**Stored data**

^^^^^^^^

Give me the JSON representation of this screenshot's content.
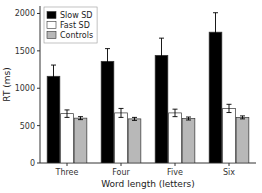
{
  "chart_data": {
    "type": "bar",
    "categories": [
      "Three",
      "Four",
      "Five",
      "Six"
    ],
    "series": [
      {
        "name": "Slow SD",
        "color": "#000000",
        "values": [
          1160,
          1360,
          1440,
          1750
        ],
        "errors": [
          150,
          170,
          230,
          260
        ]
      },
      {
        "name": "Fast SD",
        "color": "#ffffff",
        "values": [
          660,
          670,
          670,
          730
        ],
        "errors": [
          50,
          60,
          50,
          55
        ]
      },
      {
        "name": "Controls",
        "color": "#b8b8b8",
        "values": [
          600,
          590,
          595,
          610
        ],
        "errors": [
          20,
          20,
          20,
          20
        ]
      }
    ],
    "xlabel": "Word length (letters)",
    "ylabel": "RT (ms)",
    "ylim": [
      0,
      2100
    ],
    "yticks": [
      0,
      500,
      1000,
      1500,
      2000
    ],
    "grid": false,
    "legend": "upper left"
  }
}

^^^^^^^^

**Problem requirements**
Restate the whole listing above exactly, please, omitting every image.

**Result of this task**
Give me the JSON representation of this screenshot's content.
{
  "chart_data": {
    "type": "bar",
    "categories": [
      "Three",
      "Four",
      "Five",
      "Six"
    ],
    "series": [
      {
        "name": "Slow SD",
        "color": "#000000",
        "values": [
          1160,
          1360,
          1440,
          1750
        ],
        "errors": [
          150,
          170,
          230,
          260
        ]
      },
      {
        "name": "Fast SD",
        "color": "#ffffff",
        "values": [
          660,
          670,
          670,
          730
        ],
        "errors": [
          50,
          60,
          50,
          55
        ]
      },
      {
        "name": "Controls",
        "color": "#b8b8b8",
        "values": [
          600,
          590,
          595,
          610
        ],
        "errors": [
          20,
          20,
          20,
          20
        ]
      }
    ],
    "xlabel": "Word length (letters)",
    "ylabel": "RT (ms)",
    "ylim": [
      0,
      2100
    ],
    "yticks": [
      0,
      500,
      1000,
      1500,
      2000
    ],
    "grid": false,
    "legend": "upper left"
  }
}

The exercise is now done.